## Data shown
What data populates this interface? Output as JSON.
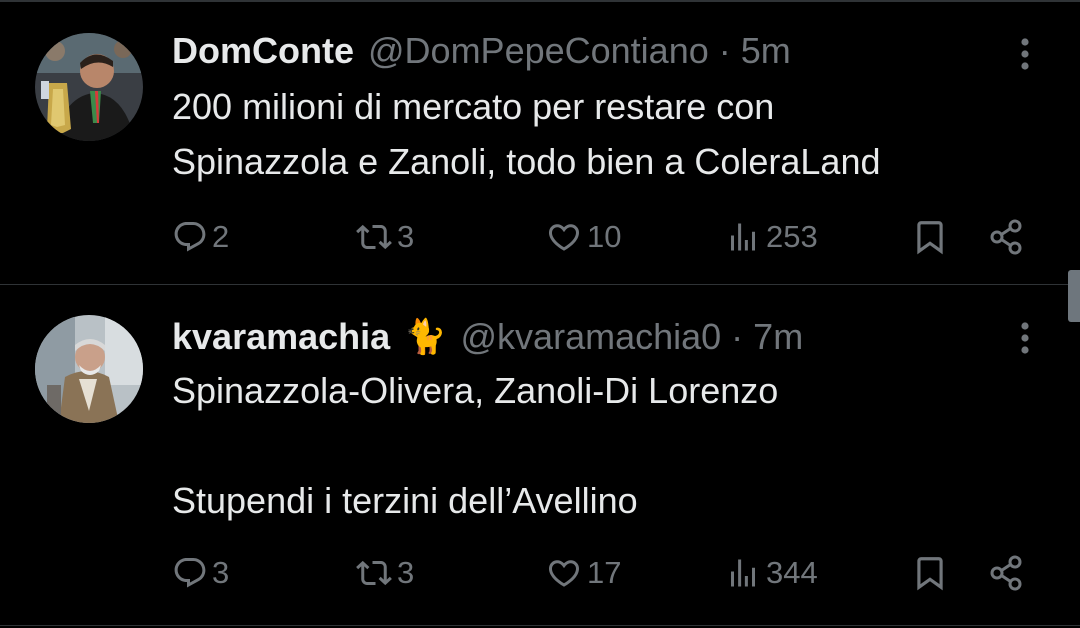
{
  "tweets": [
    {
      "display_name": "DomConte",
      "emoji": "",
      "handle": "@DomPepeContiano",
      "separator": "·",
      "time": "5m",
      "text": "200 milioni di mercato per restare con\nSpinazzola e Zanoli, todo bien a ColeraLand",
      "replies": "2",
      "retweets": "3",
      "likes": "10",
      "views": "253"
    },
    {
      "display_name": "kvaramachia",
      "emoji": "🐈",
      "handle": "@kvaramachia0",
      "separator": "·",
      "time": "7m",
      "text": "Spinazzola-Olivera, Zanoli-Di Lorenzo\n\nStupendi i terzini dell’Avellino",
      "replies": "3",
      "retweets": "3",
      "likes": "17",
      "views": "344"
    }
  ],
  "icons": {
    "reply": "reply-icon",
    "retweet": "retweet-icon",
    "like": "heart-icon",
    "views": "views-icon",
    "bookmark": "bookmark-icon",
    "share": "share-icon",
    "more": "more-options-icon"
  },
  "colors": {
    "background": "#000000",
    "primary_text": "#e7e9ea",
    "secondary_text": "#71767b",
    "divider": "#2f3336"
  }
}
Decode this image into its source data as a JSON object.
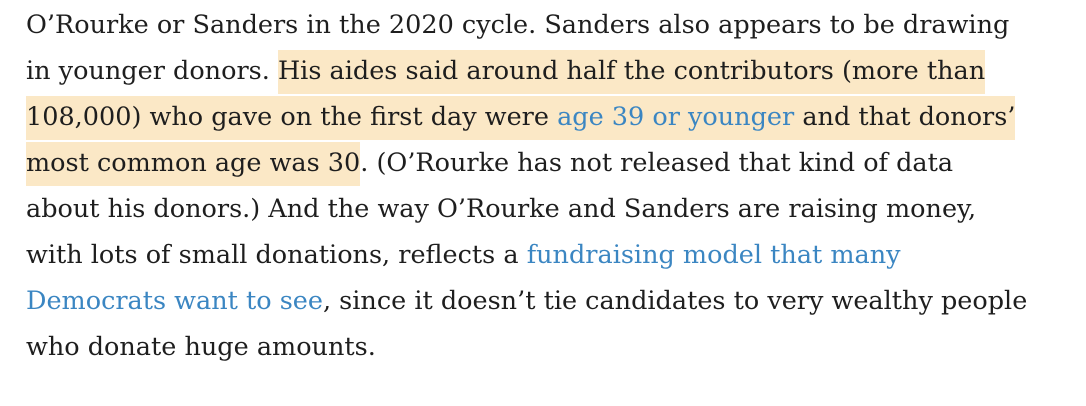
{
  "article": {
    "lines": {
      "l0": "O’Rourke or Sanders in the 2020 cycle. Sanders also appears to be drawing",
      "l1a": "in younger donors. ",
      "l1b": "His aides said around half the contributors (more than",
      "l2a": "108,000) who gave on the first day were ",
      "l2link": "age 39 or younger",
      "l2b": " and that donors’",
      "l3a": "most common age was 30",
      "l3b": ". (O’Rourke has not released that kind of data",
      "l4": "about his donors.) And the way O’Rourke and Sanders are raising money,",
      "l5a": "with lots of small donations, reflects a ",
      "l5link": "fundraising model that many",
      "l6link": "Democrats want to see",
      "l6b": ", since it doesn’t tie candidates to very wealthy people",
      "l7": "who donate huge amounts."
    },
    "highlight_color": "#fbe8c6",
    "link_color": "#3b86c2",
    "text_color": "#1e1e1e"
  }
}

## What is asked
Retype every entry verbatim and exclude the pictures from the copy.

## Final result
What data populates this interface? Output as JSON.
{
  "tweets": [
    {
      "display_name": "DomConte",
      "emoji": "",
      "handle": "@DomPepeContiano",
      "separator": "·",
      "time": "5m",
      "text": "200 milioni di mercato per restare con\nSpinazzola e Zanoli, todo bien a ColeraLand",
      "replies": "2",
      "retweets": "3",
      "likes": "10",
      "views": "253"
    },
    {
      "display_name": "kvaramachia",
      "emoji": "🐈",
      "handle": "@kvaramachia0",
      "separator": "·",
      "time": "7m",
      "text": "Spinazzola-Olivera, Zanoli-Di Lorenzo\n\nStupendi i terzini dell’Avellino",
      "replies": "3",
      "retweets": "3",
      "likes": "17",
      "views": "344"
    }
  ],
  "icons": {
    "reply": "reply-icon",
    "retweet": "retweet-icon",
    "like": "heart-icon",
    "views": "views-icon",
    "bookmark": "bookmark-icon",
    "share": "share-icon",
    "more": "more-options-icon"
  },
  "colors": {
    "background": "#000000",
    "primary_text": "#e7e9ea",
    "secondary_text": "#71767b",
    "divider": "#2f3336"
  }
}
Decode this image into its source data as a JSON object.
{
  "article": {
    "lines": {
      "l0": "O’Rourke or Sanders in the 2020 cycle. Sanders also appears to be drawing",
      "l1a": "in younger donors. ",
      "l1b": "His aides said around half the contributors (more than",
      "l2a": "108,000) who gave on the first day were ",
      "l2link": "age 39 or younger",
      "l2b": " and that donors’",
      "l3a": "most common age was 30",
      "l3b": ". (O’Rourke has not released that kind of data",
      "l4": "about his donors.) And the way O’Rourke and Sanders are raising money,",
      "l5a": "with lots of small donations, reflects a ",
      "l5link": "fundraising model that many",
      "l6link": "Democrats want to see",
      "l6b": ", since it doesn’t tie candidates to very wealthy people",
      "l7": "who donate huge amounts."
    },
    "highlight_color": "#fbe8c6",
    "link_color": "#3b86c2",
    "text_color": "#1e1e1e"
  }
}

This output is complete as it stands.